Raw records
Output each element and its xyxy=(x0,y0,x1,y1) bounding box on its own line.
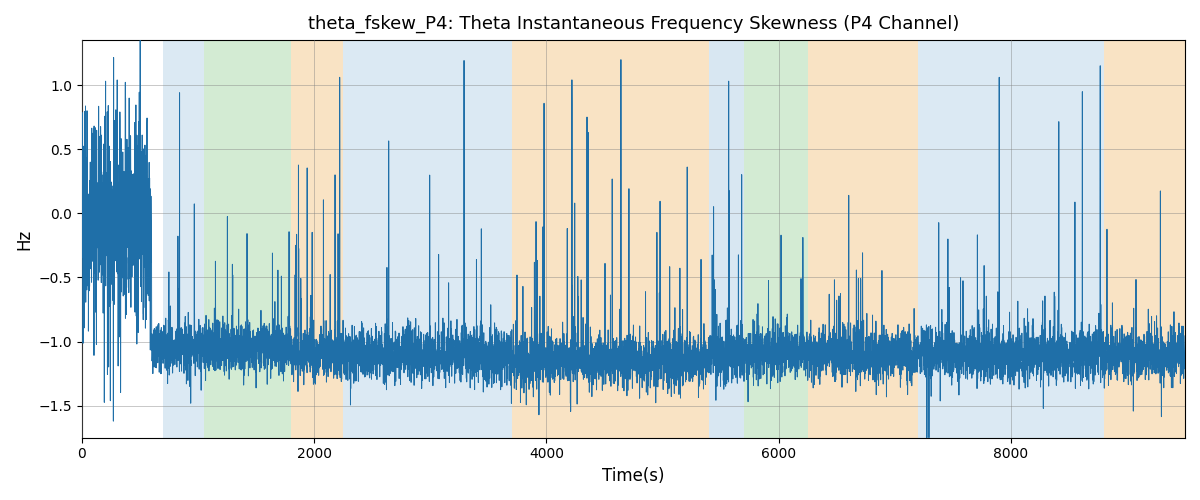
Bar xyxy=(1045,40,1104,438)
Bar xyxy=(290,40,343,438)
Bar xyxy=(163,40,204,438)
Bar xyxy=(744,40,808,438)
Title: theta_fskew_P4: Theta Instantaneous Frequency Skewness (P4 Channel): theta_fskew_P4: Theta Instantaneous Freq… xyxy=(307,15,959,34)
Y-axis label: Hz: Hz xyxy=(14,228,32,250)
Bar xyxy=(511,40,709,438)
Bar xyxy=(918,40,976,438)
X-axis label: Time(s): Time(s) xyxy=(602,467,665,485)
Bar xyxy=(204,40,290,438)
Bar xyxy=(976,40,1045,438)
Bar xyxy=(808,40,918,438)
Bar xyxy=(343,40,460,438)
Bar xyxy=(709,40,744,438)
Bar xyxy=(460,40,511,438)
Bar xyxy=(1104,40,1186,438)
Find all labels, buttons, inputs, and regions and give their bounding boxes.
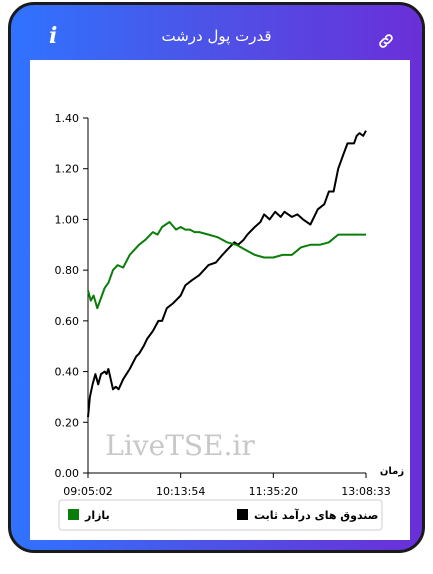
x-tick-label: 09:05:02 <box>63 485 112 498</box>
y-tick-label: 0.80 <box>55 264 80 277</box>
chart-card: i قدرت پول درشت 0.00 0.20 0.40 0.60 0.80 1.00… <box>8 2 425 553</box>
chart-panel: 0.00 0.20 0.40 0.60 0.80 1.00 1.20 1.40 09:05:0… <box>30 60 410 540</box>
y-tick-label: 1.00 <box>55 213 80 226</box>
link-icon[interactable] <box>377 32 395 50</box>
legend-label-fixed-income: صندوق های درآمد ثابت <box>254 508 378 522</box>
series-line-fixed-income <box>87 130 367 418</box>
y-tick-label: 0.20 <box>55 416 80 429</box>
y-tick-label: 1.40 <box>55 112 80 125</box>
legend-label-market: بازار <box>84 509 110 522</box>
series-line-market <box>87 221 366 310</box>
legend: صندوق های درآمد ثابت بازار <box>58 499 383 531</box>
legend-box <box>58 499 383 531</box>
line-chart: 0.00 0.20 0.40 0.60 0.80 1.00 1.20 1.40 09:05:0… <box>55 112 404 531</box>
y-tick-label: 0.00 <box>55 467 80 480</box>
y-tick-label: 0.40 <box>55 366 80 379</box>
x-tick-label: 11:35:20 <box>249 485 298 498</box>
card-header: i قدرت پول درشت <box>11 5 422 57</box>
x-tick-label: 10:13:54 <box>156 485 205 498</box>
x-axis-label: زمان <box>380 466 404 477</box>
legend-swatch-fixed-income <box>237 509 248 520</box>
plot-lines <box>87 130 367 418</box>
y-tick-label: 0.60 <box>55 315 80 328</box>
info-icon[interactable]: i <box>49 23 58 49</box>
y-axis: 0.00 0.20 0.40 0.60 0.80 1.00 1.20 1.40 <box>55 112 89 480</box>
legend-swatch-market <box>68 509 79 520</box>
y-tick-label: 1.20 <box>55 163 80 176</box>
x-axis: 09:05:02 10:13:54 11:35:20 13:08:33 <box>63 472 391 498</box>
chart-title: قدرت پول درشت <box>161 27 272 45</box>
x-tick-label: 13:08:33 <box>341 485 390 498</box>
watermark: LiveTSE.ir <box>105 429 255 462</box>
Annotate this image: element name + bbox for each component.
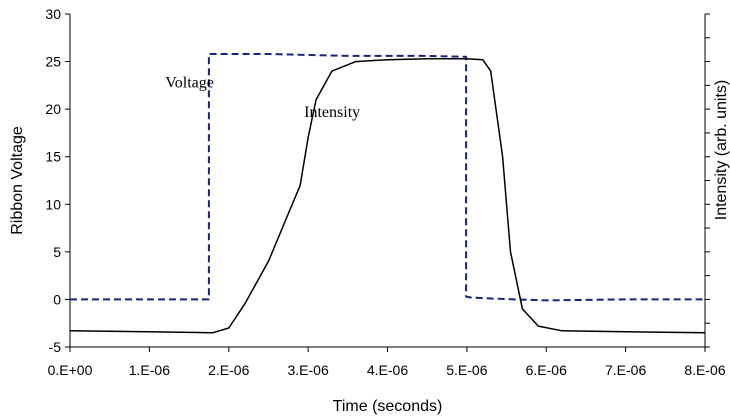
- x-tick-label: 3.E-06: [288, 362, 329, 378]
- series-layer: [69, 53, 706, 334]
- series-line-intensity: [69, 57, 706, 334]
- ticks-layer: [65, 13, 710, 352]
- y2-axis-title: Intensity (arb. units): [713, 80, 730, 221]
- series-line-voltage: [70, 53, 705, 302]
- x-tick-label: 4.E-06: [367, 362, 408, 378]
- x-tick-label: 2.E-06: [208, 362, 249, 378]
- x-tick-label: 5.E-06: [446, 362, 487, 378]
- x-tick-label: 8.E-06: [684, 362, 725, 378]
- y-tick-label: 30: [45, 6, 61, 22]
- y-tick-label: 5: [53, 244, 61, 260]
- x-tick-label: 1.E-06: [129, 362, 170, 378]
- y-tick-label: 0: [53, 291, 61, 307]
- x-tick-label: 6.E-06: [526, 362, 567, 378]
- y-tick-label: 10: [45, 196, 61, 212]
- annotation-intensity: Intensity: [304, 104, 360, 121]
- annotation-voltage: Voltage: [165, 74, 214, 91]
- y-axis-title: Ribbon Voltage: [9, 126, 26, 235]
- labels-layer: -5 0 5 10 15 20 25 30 0.E+00 1.E-06 2.E-06 3.E-06 4.…: [9, 6, 730, 415]
- x-tick-label: 7.E-06: [605, 362, 646, 378]
- y-tick-label: 25: [45, 54, 61, 70]
- x-tick-label: 0.E+00: [48, 362, 93, 378]
- y-tick-label: -5: [49, 339, 62, 355]
- plot-area: [69, 14, 706, 348]
- y-tick-label: 20: [45, 101, 61, 117]
- x-axis-title: Time (seconds): [333, 398, 443, 415]
- y-tick-label: 15: [45, 149, 61, 165]
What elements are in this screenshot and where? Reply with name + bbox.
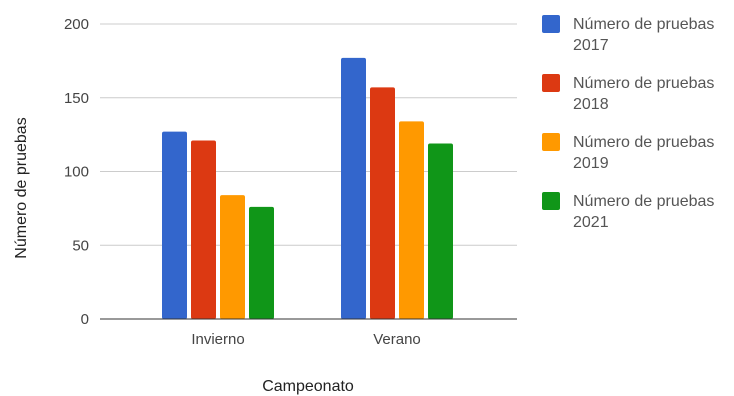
y-tick-label: 200 [64, 16, 89, 33]
legend-item: Número de pruebas 2018 [542, 73, 734, 132]
legend-item: Número de pruebas 2021 [542, 191, 734, 250]
y-tick-label: 50 [72, 237, 89, 254]
y-tick-label: 100 [64, 164, 89, 181]
y-tick-label: 150 [64, 90, 89, 107]
bars [162, 57, 453, 320]
bar [191, 140, 216, 319]
legend-swatch [542, 133, 560, 151]
legend-item: Número de pruebas 2017 [542, 14, 734, 73]
legend-swatch [542, 15, 560, 33]
x-tick-label: Invierno [191, 331, 244, 348]
legend: Número de pruebas 2017 Número de pruebas … [542, 14, 734, 250]
y-tick-label: 0 [81, 311, 89, 328]
bar [162, 131, 187, 319]
bar [370, 87, 395, 319]
bar [428, 143, 453, 319]
legend-label: Número de pruebas 2019 [573, 134, 715, 172]
legend-item: Número de pruebas 2019 [542, 132, 734, 191]
y-axis-title: Número de pruebas [13, 117, 30, 258]
bar [220, 195, 245, 319]
x-axis-ticks: Invierno Verano [191, 331, 420, 348]
legend-swatch [542, 74, 560, 92]
bar [249, 206, 274, 319]
legend-label: Número de pruebas 2018 [573, 75, 715, 113]
bar [399, 121, 424, 319]
legend-swatch [542, 192, 560, 210]
legend-label: Número de pruebas 2017 [573, 16, 715, 54]
x-axis-title: Campeonato [262, 378, 354, 395]
legend-label: Número de pruebas 2021 [573, 193, 715, 231]
y-axis-ticks: 0 50 100 150 200 [64, 16, 89, 328]
bar [341, 57, 366, 320]
x-tick-label: Verano [373, 331, 421, 348]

## Exercise prompt
Copy the lines exactly as they appear, starting at the beginning of the records and ending at the line that contains "Find all labels, buttons, inputs, and". Omit the pictures.

## Final result
Output each element and its xyxy=(x0,y0,x1,y1) bounding box on its own line.
Bar xyxy=(1045,40,1104,438)
Bar xyxy=(290,40,343,438)
Bar xyxy=(163,40,204,438)
Bar xyxy=(744,40,808,438)
Title: theta_fskew_P4: Theta Instantaneous Frequency Skewness (P4 Channel): theta_fskew_P4: Theta Instantaneous Freq… xyxy=(307,15,959,34)
Y-axis label: Hz: Hz xyxy=(14,228,32,250)
Bar xyxy=(511,40,709,438)
Bar xyxy=(918,40,976,438)
X-axis label: Time(s): Time(s) xyxy=(602,467,665,485)
Bar xyxy=(204,40,290,438)
Bar xyxy=(976,40,1045,438)
Bar xyxy=(808,40,918,438)
Bar xyxy=(343,40,460,438)
Bar xyxy=(709,40,744,438)
Bar xyxy=(460,40,511,438)
Bar xyxy=(1104,40,1186,438)
Find all labels, buttons, inputs, and regions and give their bounding boxes.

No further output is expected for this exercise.